● **Given task**
Using the data below, copy each line that includes the word "text".

● **Data to process**
========================================
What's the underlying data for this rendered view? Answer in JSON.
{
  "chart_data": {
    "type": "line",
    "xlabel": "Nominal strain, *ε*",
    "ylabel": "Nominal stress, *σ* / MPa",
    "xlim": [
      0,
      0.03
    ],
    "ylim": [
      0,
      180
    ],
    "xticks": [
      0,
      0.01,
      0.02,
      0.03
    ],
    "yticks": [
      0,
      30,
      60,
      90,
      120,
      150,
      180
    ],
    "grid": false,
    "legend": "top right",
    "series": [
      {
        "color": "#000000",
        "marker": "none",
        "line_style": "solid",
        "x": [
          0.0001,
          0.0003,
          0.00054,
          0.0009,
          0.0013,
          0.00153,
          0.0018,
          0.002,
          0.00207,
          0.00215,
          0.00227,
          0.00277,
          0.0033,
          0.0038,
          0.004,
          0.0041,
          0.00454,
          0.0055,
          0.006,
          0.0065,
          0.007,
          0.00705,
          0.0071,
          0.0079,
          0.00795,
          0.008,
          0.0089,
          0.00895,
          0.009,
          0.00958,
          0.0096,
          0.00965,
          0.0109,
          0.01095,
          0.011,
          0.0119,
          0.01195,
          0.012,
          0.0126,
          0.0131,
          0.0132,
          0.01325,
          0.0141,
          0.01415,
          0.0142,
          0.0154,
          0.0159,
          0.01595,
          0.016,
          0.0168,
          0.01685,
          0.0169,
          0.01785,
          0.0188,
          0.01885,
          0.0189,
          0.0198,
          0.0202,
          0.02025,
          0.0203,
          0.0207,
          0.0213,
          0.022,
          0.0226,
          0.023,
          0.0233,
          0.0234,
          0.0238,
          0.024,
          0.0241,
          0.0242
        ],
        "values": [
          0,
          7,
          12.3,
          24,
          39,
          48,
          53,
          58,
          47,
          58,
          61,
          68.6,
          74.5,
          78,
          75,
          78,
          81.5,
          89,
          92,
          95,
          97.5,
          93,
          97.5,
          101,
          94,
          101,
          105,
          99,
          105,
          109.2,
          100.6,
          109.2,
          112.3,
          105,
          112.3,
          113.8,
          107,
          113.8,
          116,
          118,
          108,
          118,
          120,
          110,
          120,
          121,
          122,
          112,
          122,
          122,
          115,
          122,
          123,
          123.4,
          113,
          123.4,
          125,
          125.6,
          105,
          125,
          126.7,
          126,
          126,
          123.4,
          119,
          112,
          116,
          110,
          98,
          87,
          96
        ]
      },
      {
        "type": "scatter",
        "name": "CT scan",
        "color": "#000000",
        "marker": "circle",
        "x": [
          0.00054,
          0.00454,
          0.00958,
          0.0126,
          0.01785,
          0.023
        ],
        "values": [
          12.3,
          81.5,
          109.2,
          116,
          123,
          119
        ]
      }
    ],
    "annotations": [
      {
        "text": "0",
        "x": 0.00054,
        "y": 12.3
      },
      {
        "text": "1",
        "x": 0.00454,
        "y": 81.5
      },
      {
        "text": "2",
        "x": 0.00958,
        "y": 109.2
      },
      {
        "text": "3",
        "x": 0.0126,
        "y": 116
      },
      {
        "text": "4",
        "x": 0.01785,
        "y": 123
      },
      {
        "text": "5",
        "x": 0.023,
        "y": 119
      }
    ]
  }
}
========================================
● **Full solution**
        "text": "0",
        "text": "1",
        "text": "2",
        "text": "3",
        "text": "4",
        "text": "5",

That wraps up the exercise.